Excerpted records>
"""

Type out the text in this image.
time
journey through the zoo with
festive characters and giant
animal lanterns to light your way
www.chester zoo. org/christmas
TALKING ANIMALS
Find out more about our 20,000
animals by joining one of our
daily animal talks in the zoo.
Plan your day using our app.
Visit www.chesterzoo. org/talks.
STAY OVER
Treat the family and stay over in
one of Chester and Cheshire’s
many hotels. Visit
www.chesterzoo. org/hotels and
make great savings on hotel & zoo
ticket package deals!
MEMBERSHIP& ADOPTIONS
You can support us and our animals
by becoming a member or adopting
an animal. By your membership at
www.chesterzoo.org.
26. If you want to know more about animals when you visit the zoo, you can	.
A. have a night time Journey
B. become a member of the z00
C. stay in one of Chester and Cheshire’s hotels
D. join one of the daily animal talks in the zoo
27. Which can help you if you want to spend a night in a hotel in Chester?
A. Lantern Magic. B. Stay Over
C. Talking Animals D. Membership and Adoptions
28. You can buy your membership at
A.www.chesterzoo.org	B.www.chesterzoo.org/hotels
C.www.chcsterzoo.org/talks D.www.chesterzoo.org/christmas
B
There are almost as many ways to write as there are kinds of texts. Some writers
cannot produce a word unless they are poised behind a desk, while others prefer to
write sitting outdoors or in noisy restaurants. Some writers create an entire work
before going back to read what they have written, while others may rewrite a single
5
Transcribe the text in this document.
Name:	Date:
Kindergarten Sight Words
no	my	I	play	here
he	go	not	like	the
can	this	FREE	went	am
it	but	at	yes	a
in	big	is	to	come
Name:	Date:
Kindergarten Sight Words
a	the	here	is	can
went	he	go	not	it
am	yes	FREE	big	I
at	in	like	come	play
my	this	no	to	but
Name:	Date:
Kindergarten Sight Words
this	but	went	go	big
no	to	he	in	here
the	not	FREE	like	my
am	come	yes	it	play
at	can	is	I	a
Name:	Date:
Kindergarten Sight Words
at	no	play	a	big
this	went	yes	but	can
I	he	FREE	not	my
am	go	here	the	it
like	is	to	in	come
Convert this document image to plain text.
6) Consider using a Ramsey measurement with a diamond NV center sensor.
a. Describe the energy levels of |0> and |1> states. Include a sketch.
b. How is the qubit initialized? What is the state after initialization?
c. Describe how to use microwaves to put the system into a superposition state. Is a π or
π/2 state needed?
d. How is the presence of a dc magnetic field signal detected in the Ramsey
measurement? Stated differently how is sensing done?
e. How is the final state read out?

"""

To do> Repeat precisely the lines of the data starting at the one containing "Convert this document image to plain text.", last line included.

Output for this exercise>
Convert this document image to plain text.
6) Consider using a Ramsey measurement with a diamond NV center sensor.
a. Describe the energy levels of |0> and |1> states. Include a sketch.
b. How is the qubit initialized? What is the state after initialization?
c. Describe how to use microwaves to put the system into a superposition state. Is a π or
π/2 state needed?
d. How is the presence of a dc magnetic field signal detected in the Ramsey
measurement? Stated differently how is sensing done?
e. How is the final state read out?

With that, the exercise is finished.